■ **DATA SECTION**
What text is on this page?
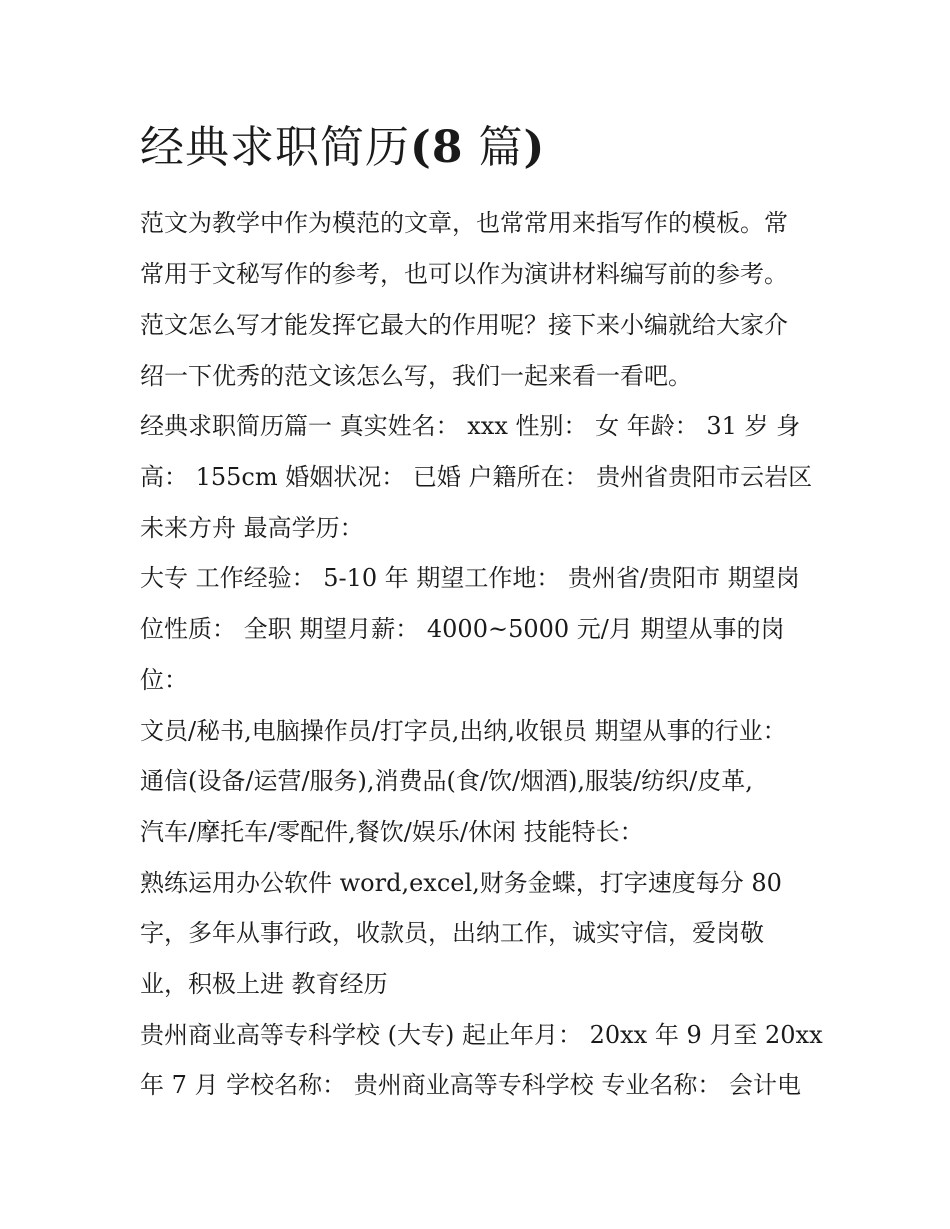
经典求职简历(8 篇)

范文为教学中作为模范的文章，也常常用来指写作的模板。常

常用于文秘写作的参考，也可以作为演讲材料编写前的参考。

范文怎么写才能发挥它最大的作用呢？接下来小编就给大家介

绍一下优秀的范文该怎么写，我们一起来看一看吧。

经典求职简历篇一 真实姓名： xxx 性别： 女 年龄： 31 岁 身

高： 155cm 婚姻状况： 已婚 户籍所在： 贵州省贵阳市云岩区

未来方舟 最高学历：

大专 工作经验： 5-10 年 期望工作地： 贵州省/贵阳市 期望岗

位性质： 全职 期望月薪： 4000~5000 元/月 期望从事的岗

位：

文员/秘书,电脑操作员/打字员,出纳,收银员 期望从事的行业：

通信(设备/运营/服务),消费品(食/饮/烟酒),服装/纺织/皮革,

汽车/摩托车/零配件,餐饮/娱乐/休闲 技能特长：

熟练运用办公软件 word,excel,财务金蝶，打字速度每分 80

字，多年从事行政，收款员，出纳工作，诚实守信，爱岗敬

业，积极上进 教育经历

贵州商业高等专科学校 (大专) 起止年月： 20xx 年 9 月至 20xx

年 7 月 学校名称： 贵州商业高等专科学校 专业名称： 会计电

■ **WHAT THE TASK REQUIRES**
Transcribe each line above verbatim, with the pictures left out.

■ **ANSWER**
What text is on this page?
经典求职简历(8 篇)

范文为教学中作为模范的文章，也常常用来指写作的模板。常

常用于文秘写作的参考，也可以作为演讲材料编写前的参考。

范文怎么写才能发挥它最大的作用呢？接下来小编就给大家介

绍一下优秀的范文该怎么写，我们一起来看一看吧。

经典求职简历篇一 真实姓名： xxx 性别： 女 年龄： 31 岁 身

高： 155cm 婚姻状况： 已婚 户籍所在： 贵州省贵阳市云岩区

未来方舟 最高学历：

大专 工作经验： 5-10 年 期望工作地： 贵州省/贵阳市 期望岗

位性质： 全职 期望月薪： 4000~5000 元/月 期望从事的岗

位：

文员/秘书,电脑操作员/打字员,出纳,收银员 期望从事的行业：

通信(设备/运营/服务),消费品(食/饮/烟酒),服装/纺织/皮革,

汽车/摩托车/零配件,餐饮/娱乐/休闲 技能特长：

熟练运用办公软件 word,excel,财务金蝶，打字速度每分 80

字，多年从事行政，收款员，出纳工作，诚实守信，爱岗敬

业，积极上进 教育经历

贵州商业高等专科学校 (大专) 起止年月： 20xx 年 9 月至 20xx

年 7 月 学校名称： 贵州商业高等专科学校 专业名称： 会计电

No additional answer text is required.